TO DO: Write out the listing below in full and exactly, leaving out every picture.

--------------------------------------------------

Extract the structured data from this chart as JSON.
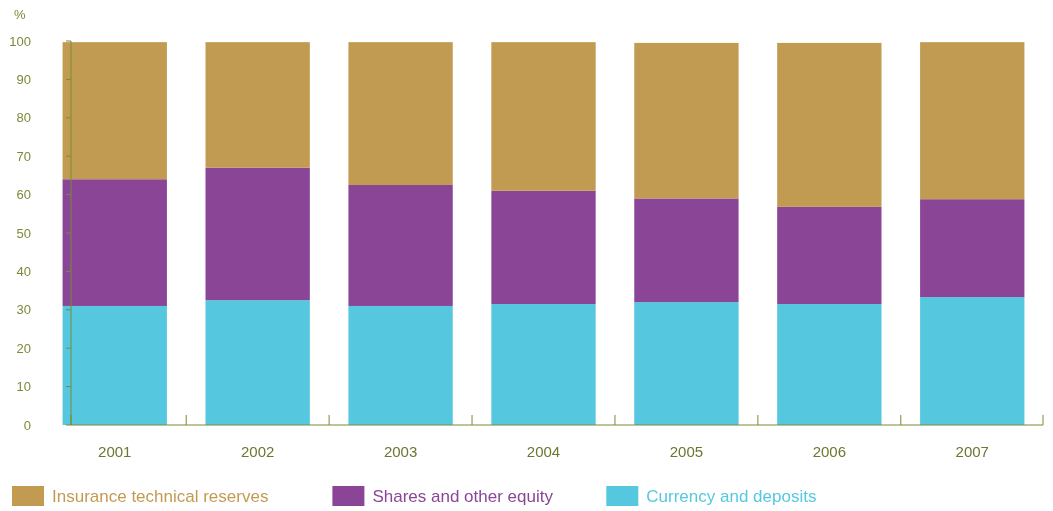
{
  "chart_data": {
    "type": "bar",
    "stacked": true,
    "ylabel": "%",
    "categories": [
      "2001",
      "2002",
      "2003",
      "2004",
      "2005",
      "2006",
      "2007"
    ],
    "series": [
      {
        "name": "Currency and deposits",
        "color": "#55c8e0",
        "values": [
          31,
          32.5,
          31,
          31.5,
          32,
          31.5,
          33.3
        ]
      },
      {
        "name": "Shares and other equity",
        "color": "#8a4597",
        "values": [
          33,
          34.5,
          31.5,
          29.5,
          27,
          25.3,
          25.5
        ]
      },
      {
        "name": "Insurance technical reserves",
        "color": "#c29b52",
        "values": [
          35.7,
          32.7,
          37.2,
          38.7,
          40.5,
          42.7,
          40.9
        ]
      }
    ],
    "ylim": [
      0,
      100
    ],
    "yticks": [
      0,
      10,
      20,
      30,
      40,
      50,
      60,
      70,
      80,
      90,
      100
    ],
    "grid": false,
    "legend": "bottom"
  }
}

--------------------------------------------------

WORKED SOLUTION:
Extract the structured data from this chart as JSON.
{
  "chart_data": {
    "type": "bar",
    "stacked": true,
    "ylabel": "%",
    "categories": [
      "2001",
      "2002",
      "2003",
      "2004",
      "2005",
      "2006",
      "2007"
    ],
    "series": [
      {
        "name": "Currency and deposits",
        "color": "#55c8e0",
        "values": [
          31,
          32.5,
          31,
          31.5,
          32,
          31.5,
          33.3
        ]
      },
      {
        "name": "Shares and other equity",
        "color": "#8a4597",
        "values": [
          33,
          34.5,
          31.5,
          29.5,
          27,
          25.3,
          25.5
        ]
      },
      {
        "name": "Insurance technical reserves",
        "color": "#c29b52",
        "values": [
          35.7,
          32.7,
          37.2,
          38.7,
          40.5,
          42.7,
          40.9
        ]
      }
    ],
    "ylim": [
      0,
      100
    ],
    "yticks": [
      0,
      10,
      20,
      30,
      40,
      50,
      60,
      70,
      80,
      90,
      100
    ],
    "grid": false,
    "legend": "bottom"
  }
}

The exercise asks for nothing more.